SET EXERCISE - Locate every line in the records that contains the string "dialog", matching case exactly, and copy each of those lines.

◇ ◇ ◇ ◇

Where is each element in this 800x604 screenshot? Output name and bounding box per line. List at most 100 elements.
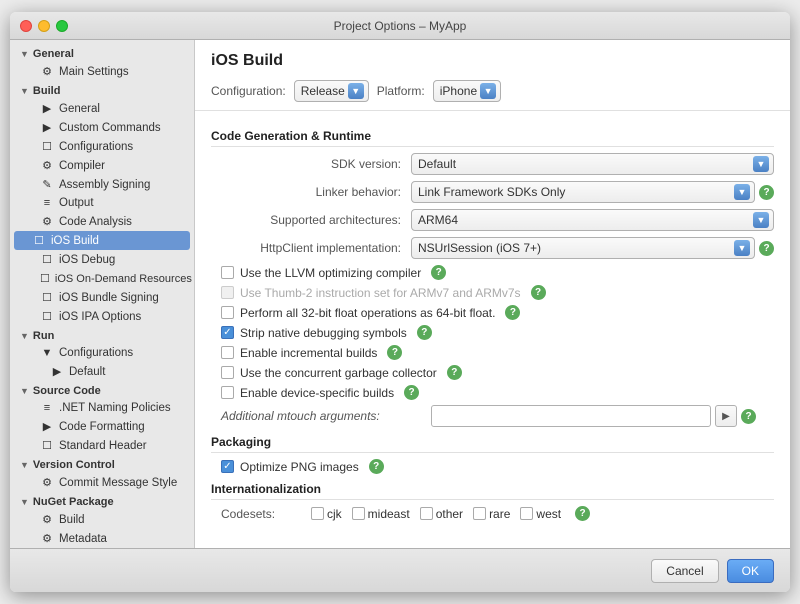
linker-label: Linker behavior: [211, 185, 411, 199]
httpclient-help-icon[interactable]: ? [759, 241, 774, 256]
strip-label: Strip native debugging symbols [240, 326, 407, 340]
mideast-checkbox[interactable] [352, 507, 365, 520]
close-button[interactable] [20, 20, 32, 32]
llvm-help-icon[interactable]: ? [431, 265, 446, 280]
dropdown-arrow-icon: ▼ [734, 240, 750, 256]
configuration-select[interactable]: Release ▼ [294, 80, 369, 102]
sidebar-item-build-general[interactable]: ▶ General [10, 99, 194, 118]
mtouch-run-button[interactable]: ▶ [715, 405, 737, 427]
sidebar-item-naming-policies[interactable]: ≡ .NET Naming Policies [10, 399, 194, 417]
strip-checkbox[interactable] [221, 326, 234, 339]
sdk-dropdown[interactable]: Default ▼ [411, 153, 774, 175]
arrow-icon: ▶ [40, 420, 54, 433]
sidebar-section-nuget[interactable]: ▼ NuGet Package [10, 492, 194, 510]
list-icon: ≡ [40, 402, 54, 414]
png-optimize-checkbox[interactable] [221, 460, 234, 473]
thumb2-checkbox[interactable] [221, 286, 234, 299]
platform-value: iPhone [440, 84, 477, 98]
gc-checkbox[interactable] [221, 366, 234, 379]
strip-help-icon[interactable]: ? [417, 325, 432, 340]
device-specific-checkbox-row: Enable device-specific builds ? [211, 385, 774, 400]
sidebar-item-run-default[interactable]: ▶ Default [10, 362, 194, 381]
gc-help-icon[interactable]: ? [447, 365, 462, 380]
arrow-icon: ▼ [20, 331, 29, 341]
gc-checkbox-row: Use the concurrent garbage collector ? [211, 365, 774, 380]
main-header: iOS Build Configuration: Release ▼ Platf… [195, 40, 790, 111]
west-checkbox[interactable] [520, 507, 533, 520]
dropdown-arrow-icon: ▼ [753, 212, 769, 228]
dropdown-arrow-icon: ▼ [348, 83, 364, 99]
sidebar-item-custom-commands[interactable]: ▶ Custom Commands [10, 118, 194, 137]
codeset-rare: rare [473, 507, 510, 521]
cjk-checkbox[interactable] [311, 507, 324, 520]
httpclient-value: NSUrlSession (iOS 7+) [418, 241, 541, 255]
sidebar-item-nuget-build[interactable]: ⚙ Build [10, 510, 194, 529]
codesets-help-icon[interactable]: ? [575, 506, 590, 521]
platform-select[interactable]: iPhone ▼ [433, 80, 501, 102]
section-label: Run [33, 330, 54, 342]
sidebar-item-standard-header[interactable]: ☐ Standard Header [10, 436, 194, 455]
linker-value: Link Framework SDKs Only [418, 185, 565, 199]
section-label: Version Control [33, 459, 115, 471]
sdk-value: Default [418, 157, 456, 171]
sidebar-item-compiler[interactable]: ⚙ Compiler [10, 156, 194, 175]
sidebar-section-general[interactable]: ▼ General [10, 44, 194, 62]
dropdown-arrow-icon: ▼ [480, 83, 496, 99]
play-icon: ▶ [40, 102, 54, 115]
llvm-checkbox[interactable] [221, 266, 234, 279]
cancel-button[interactable]: Cancel [651, 559, 718, 583]
float-checkbox[interactable] [221, 306, 234, 319]
sidebar-item-code-analysis[interactable]: ⚙ Code Analysis [10, 212, 194, 231]
arrow-icon: ▼ [20, 497, 29, 507]
section-label: Source Code [33, 385, 101, 397]
float-help-icon[interactable]: ? [505, 305, 520, 320]
section-label: Build [33, 85, 61, 97]
incremental-checkbox[interactable] [221, 346, 234, 359]
sidebar-item-ios-debug[interactable]: ☐ iOS Debug [10, 250, 194, 269]
sidebar-item-configurations[interactable]: ☐ Configurations [10, 137, 194, 156]
arch-dropdown[interactable]: ARM64 ▼ [411, 209, 774, 231]
sidebar-item-nuget-metadata[interactable]: ⚙ Metadata [10, 529, 194, 548]
sidebar-section-build[interactable]: ▼ Build [10, 81, 194, 99]
httpclient-dropdown[interactable]: NSUrlSession (iOS 7+) ▼ [411, 237, 755, 259]
minimize-button[interactable] [38, 20, 50, 32]
code-generation-title: Code Generation & Runtime [211, 129, 774, 147]
device-specific-checkbox[interactable] [221, 386, 234, 399]
ok-button[interactable]: OK [727, 559, 774, 583]
main-content: ▼ General ⚙ Main Settings ▼ Build ▶ Gene… [10, 40, 790, 548]
sidebar-item-ios-bundle[interactable]: ☐ iOS Bundle Signing [10, 288, 194, 307]
llvm-checkbox-row: Use the LLVM optimizing compiler ? [211, 265, 774, 280]
device-specific-help-icon[interactable]: ? [404, 385, 419, 400]
sidebar-section-version-control[interactable]: ▼ Version Control [10, 455, 194, 473]
sidebar-item-assembly-signing[interactable]: ✎ Assembly Signing [10, 175, 194, 194]
other-label: other [436, 507, 463, 521]
thumb2-help-icon[interactable]: ? [531, 285, 546, 300]
linker-help-icon[interactable]: ? [759, 185, 774, 200]
incremental-help-icon[interactable]: ? [387, 345, 402, 360]
maximize-button[interactable] [56, 20, 68, 32]
arch-value: ARM64 [418, 213, 458, 227]
sidebar-item-run-configs[interactable]: ▼ Configurations [10, 344, 194, 362]
linker-dropdown[interactable]: Link Framework SDKs Only ▼ [411, 181, 755, 203]
checkbox-icon: ☐ [40, 140, 54, 153]
sidebar-item-ios-ipa[interactable]: ☐ iOS IPA Options [10, 307, 194, 326]
arch-label: Supported architectures: [211, 213, 411, 227]
sidebar-item-code-formatting[interactable]: ▶ Code Formatting [10, 417, 194, 436]
checkbox-icon: ☐ [40, 253, 54, 266]
sidebar-item-output[interactable]: ≡ Output [10, 194, 194, 212]
device-specific-label: Enable device-specific builds [240, 386, 394, 400]
sidebar-item-ios-ondemand[interactable]: ☐ iOS On-Demand Resources [10, 269, 194, 288]
sidebar-section-run[interactable]: ▼ Run [10, 326, 194, 344]
rare-checkbox[interactable] [473, 507, 486, 520]
mtouch-help-icon[interactable]: ? [741, 409, 756, 424]
sidebar-section-source-code[interactable]: ▼ Source Code [10, 381, 194, 399]
sidebar-item-commit-style[interactable]: ⚙ Commit Message Style [10, 473, 194, 492]
config-value: Release [301, 84, 345, 98]
sidebar-item-ios-build[interactable]: ☐ iOS Build [14, 231, 190, 250]
png-help-icon[interactable]: ? [369, 459, 384, 474]
list-icon: ≡ [40, 197, 54, 209]
main-body: Code Generation & Runtime SDK version: D… [195, 111, 790, 548]
other-checkbox[interactable] [420, 507, 433, 520]
mtouch-input[interactable] [431, 405, 711, 427]
sidebar-item-main-settings[interactable]: ⚙ Main Settings [10, 62, 194, 81]
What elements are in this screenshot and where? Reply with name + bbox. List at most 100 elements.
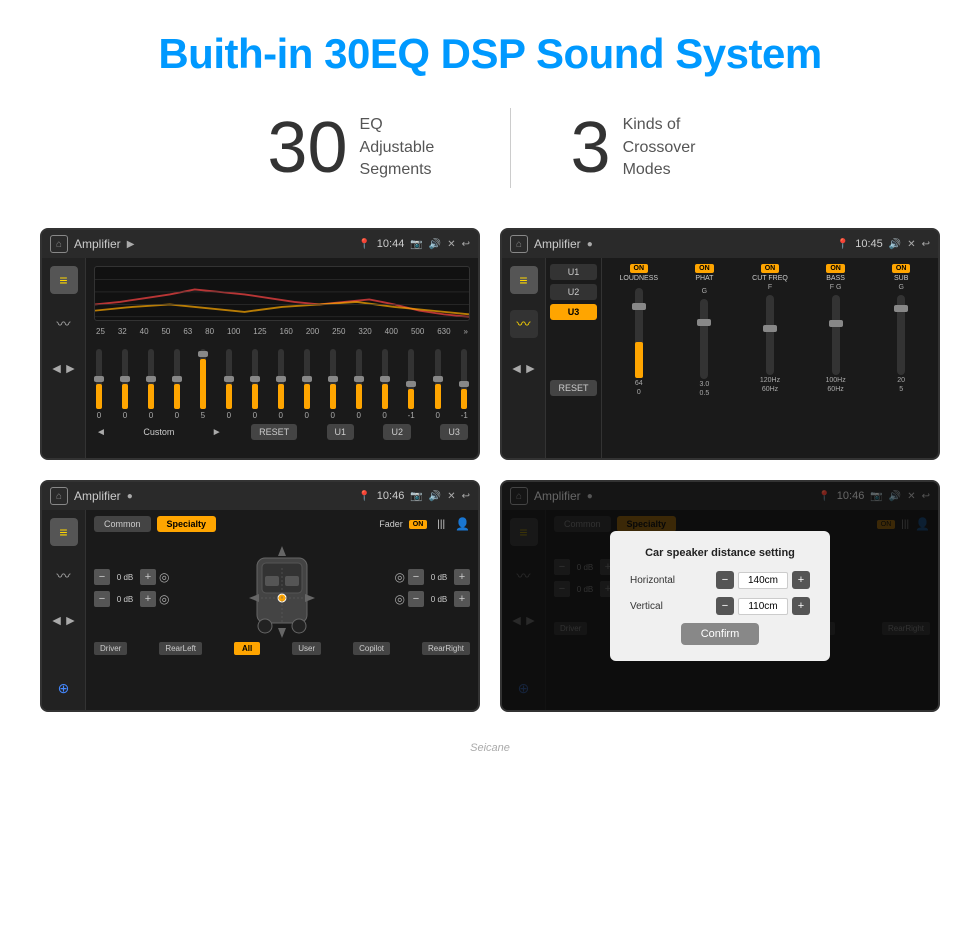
- eq-side-icon[interactable]: ≡: [50, 266, 78, 294]
- fader-toggle-3[interactable]: ON: [409, 520, 428, 529]
- vol-side-icon[interactable]: ◄►: [50, 354, 78, 382]
- u3-btn[interactable]: U3: [440, 424, 468, 440]
- minus-btn-l1[interactable]: −: [94, 569, 110, 585]
- u2-ch-btn[interactable]: U2: [550, 284, 597, 300]
- eq-slider-2[interactable]: 0: [148, 349, 154, 420]
- eq-slider-13[interactable]: 0: [435, 349, 441, 420]
- x-icon-3: ✕: [447, 491, 455, 502]
- loudness-slider[interactable]: [635, 288, 643, 378]
- sub-slider[interactable]: [897, 295, 905, 375]
- rec-icon-3: ●: [127, 491, 133, 502]
- bass-val-top: 100Hz: [825, 377, 845, 384]
- eq-slider-0[interactable]: 0: [96, 349, 102, 420]
- plus-btn-l2[interactable]: +: [140, 591, 156, 607]
- all-btn[interactable]: All: [234, 642, 260, 655]
- specialty-btn[interactable]: Specialty: [157, 516, 217, 532]
- location-icon-1: 📍: [358, 239, 370, 250]
- eq-slider-7[interactable]: 0: [278, 349, 284, 420]
- eq-slider-4[interactable]: 5: [200, 349, 206, 420]
- eq-slider-14[interactable]: -1: [461, 349, 468, 420]
- u3-ch-btn[interactable]: U3: [550, 304, 597, 320]
- plus-btn-r2[interactable]: +: [454, 591, 470, 607]
- u1-ch-btn[interactable]: U1: [550, 264, 597, 280]
- sub-toggle[interactable]: ON: [892, 264, 911, 273]
- copilot-btn[interactable]: Copilot: [353, 642, 390, 655]
- driver-btn[interactable]: Driver: [94, 642, 127, 655]
- dialog-horizontal-row: Horizontal − 140cm +: [630, 571, 810, 589]
- phat-g: G: [702, 288, 707, 295]
- screen-content-3: ≡ 〰 ◄► ⊕ Common Specialty Fader ON ||| 👤: [42, 510, 478, 710]
- cutfreq-slider[interactable]: [766, 295, 774, 375]
- common-btn[interactable]: Common: [94, 516, 151, 532]
- back-icon-3: ↩: [462, 491, 470, 502]
- eq-slider-3[interactable]: 0: [174, 349, 180, 420]
- bass-toggle[interactable]: ON: [826, 264, 845, 273]
- fader-label-3: Fader: [379, 519, 403, 529]
- wave-side-icon[interactable]: 〰: [50, 310, 78, 338]
- u1-btn[interactable]: U1: [327, 424, 355, 440]
- time-2: 10:45: [855, 238, 883, 250]
- loudness-toggle[interactable]: ON: [630, 264, 649, 273]
- phat-toggle[interactable]: ON: [695, 264, 714, 273]
- cutfreq-toggle[interactable]: ON: [761, 264, 780, 273]
- topbar-title-2: Amplifier: [534, 237, 581, 251]
- home-icon-2[interactable]: ⌂: [510, 235, 528, 253]
- reset-btn[interactable]: RESET: [251, 424, 297, 440]
- minus-btn-r1[interactable]: −: [408, 569, 424, 585]
- vertical-minus[interactable]: −: [716, 597, 734, 615]
- x-icon-2: ✕: [907, 239, 915, 250]
- side-panel-1: ≡ 〰 ◄►: [42, 258, 86, 458]
- vertical-plus[interactable]: +: [792, 597, 810, 615]
- time-3: 10:46: [377, 490, 405, 502]
- horizontal-input: − 140cm +: [716, 571, 810, 589]
- person-icon-3: 👤: [455, 517, 470, 531]
- vol-icon-2: 🔊: [889, 239, 901, 250]
- reset-ch-btn[interactable]: RESET: [550, 380, 597, 396]
- topbar-title-1: Amplifier: [74, 237, 121, 251]
- eq-side-icon-2[interactable]: ≡: [510, 266, 538, 294]
- rearleft-btn[interactable]: RearLeft: [159, 642, 202, 655]
- plus-btn-r1[interactable]: +: [454, 569, 470, 585]
- horizontal-minus[interactable]: −: [716, 571, 734, 589]
- eq-slider-9[interactable]: 0: [330, 349, 336, 420]
- phat-slider[interactable]: [700, 299, 708, 379]
- home-icon-1[interactable]: ⌂: [50, 235, 68, 253]
- user-btn[interactable]: User: [292, 642, 321, 655]
- plus-btn-l1[interactable]: +: [140, 569, 156, 585]
- speaker-icon-r2: ◎: [395, 592, 405, 606]
- u2-btn[interactable]: U2: [383, 424, 411, 440]
- back-icon-1: ↩: [462, 239, 470, 250]
- eq-slider-10[interactable]: 0: [356, 349, 362, 420]
- minus-btn-l2[interactable]: −: [94, 591, 110, 607]
- next-icon[interactable]: ►: [212, 427, 222, 438]
- prev-icon[interactable]: ◄: [96, 427, 106, 438]
- eq-slider-5[interactable]: 0: [226, 349, 232, 420]
- sub-val-top: 20: [897, 377, 905, 384]
- speaker-icon-r1: ◎: [395, 570, 405, 584]
- wave-side-icon-3[interactable]: 〰: [50, 562, 78, 590]
- side-panel-3: ≡ 〰 ◄► ⊕: [42, 510, 86, 710]
- camera-icon-1: 📷: [410, 239, 422, 250]
- screen-specialty-dialog: ⌂ Amplifier ● 📍 10:46 📷 🔊 ✕ ↩ ≡ 〰 ◄► ⊕: [500, 480, 940, 712]
- eq-side-icon-3[interactable]: ≡: [50, 518, 78, 546]
- eq-slider-1[interactable]: 0: [122, 349, 128, 420]
- phat-section: ON PHAT G 3.0 0.5: [674, 264, 736, 452]
- eq-slider-11[interactable]: 0: [382, 349, 388, 420]
- vol-side-icon-3[interactable]: ◄►: [50, 606, 78, 634]
- eq-slider-6[interactable]: 0: [252, 349, 258, 420]
- speaker-bottom-labels: Driver RearLeft All User Copilot RearRig…: [94, 642, 470, 655]
- vol-side-icon-2[interactable]: ◄►: [510, 354, 538, 382]
- rearright-btn[interactable]: RearRight: [422, 642, 470, 655]
- horizontal-plus[interactable]: +: [792, 571, 810, 589]
- confirm-button[interactable]: Confirm: [681, 623, 760, 645]
- eq-slider-8[interactable]: 0: [304, 349, 310, 420]
- crossover-sections: ON LOUDNESS 64 0 ON PHAT G: [602, 258, 938, 458]
- minus-btn-r2[interactable]: −: [408, 591, 424, 607]
- bt-side-icon-3[interactable]: ⊕: [50, 674, 78, 702]
- bass-slider[interactable]: [832, 295, 840, 375]
- wave-side-icon-2[interactable]: 〰: [510, 310, 538, 338]
- eq-slider-12[interactable]: -1: [408, 349, 415, 420]
- loudness-val-bot: 0: [637, 389, 641, 396]
- val-r2: 0 dB: [427, 595, 451, 604]
- home-icon-3[interactable]: ⌂: [50, 487, 68, 505]
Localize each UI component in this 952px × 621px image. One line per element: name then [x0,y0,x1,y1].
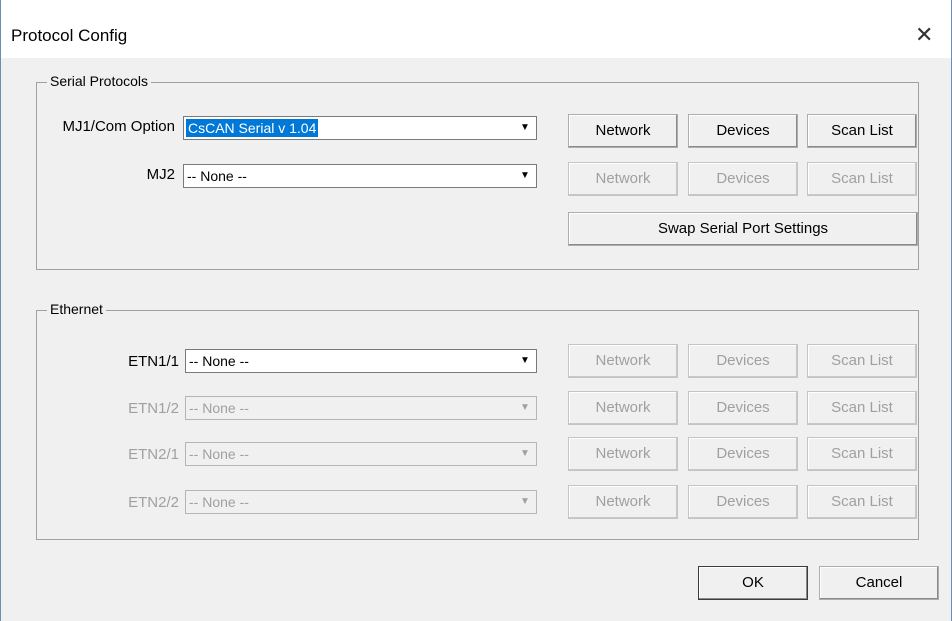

◇ ◇ ◇ ◇

TASK RESULT -
- dialog-horizontal-row: Horizontal − 140cm +: [630, 571, 810, 589]
- screen-specialty-dialog: ⌂ Amplifier ● 📍 10:46 📷 🔊 ✕ ↩ ≡ 〰 ◄► ⊕: [500, 480, 940, 712]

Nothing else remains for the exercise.